* RECORDS PROVIDED
══════════
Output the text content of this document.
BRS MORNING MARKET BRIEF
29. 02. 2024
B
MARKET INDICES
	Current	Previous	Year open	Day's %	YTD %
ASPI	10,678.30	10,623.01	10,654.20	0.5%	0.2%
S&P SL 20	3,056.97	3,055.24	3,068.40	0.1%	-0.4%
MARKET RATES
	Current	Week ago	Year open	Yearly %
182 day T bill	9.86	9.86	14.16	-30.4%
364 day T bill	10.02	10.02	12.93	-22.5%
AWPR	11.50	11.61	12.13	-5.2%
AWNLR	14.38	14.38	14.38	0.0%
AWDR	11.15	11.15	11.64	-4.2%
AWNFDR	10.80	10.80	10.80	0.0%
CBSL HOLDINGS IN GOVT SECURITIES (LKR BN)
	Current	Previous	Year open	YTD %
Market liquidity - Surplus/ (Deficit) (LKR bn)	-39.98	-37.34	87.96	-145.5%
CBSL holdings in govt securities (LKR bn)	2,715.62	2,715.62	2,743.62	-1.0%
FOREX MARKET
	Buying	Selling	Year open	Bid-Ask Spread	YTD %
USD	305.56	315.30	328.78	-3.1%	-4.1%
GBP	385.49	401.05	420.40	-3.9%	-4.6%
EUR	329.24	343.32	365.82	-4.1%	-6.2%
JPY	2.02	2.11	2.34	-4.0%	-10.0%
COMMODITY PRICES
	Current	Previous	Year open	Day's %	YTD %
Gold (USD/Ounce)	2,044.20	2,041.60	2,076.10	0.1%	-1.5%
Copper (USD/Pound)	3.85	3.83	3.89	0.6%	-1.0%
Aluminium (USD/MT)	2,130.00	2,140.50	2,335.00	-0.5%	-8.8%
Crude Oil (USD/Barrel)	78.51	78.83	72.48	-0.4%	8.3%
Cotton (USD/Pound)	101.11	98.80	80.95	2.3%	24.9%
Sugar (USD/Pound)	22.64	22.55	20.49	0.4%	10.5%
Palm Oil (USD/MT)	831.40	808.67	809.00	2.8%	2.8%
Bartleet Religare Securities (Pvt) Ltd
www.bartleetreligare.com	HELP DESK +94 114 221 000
══════════
* WHAT NEEDS TO BE DONE
Copy out every line from the data above that has "Current" in it.

* RESULT OF THE TASK
	Current	Previous	Year open	Day's %	YTD %
	Current	Week ago	Year open	Yearly %
	Current	Previous	Year open	YTD %
	Current	Previous	Year open	Day's %	YTD %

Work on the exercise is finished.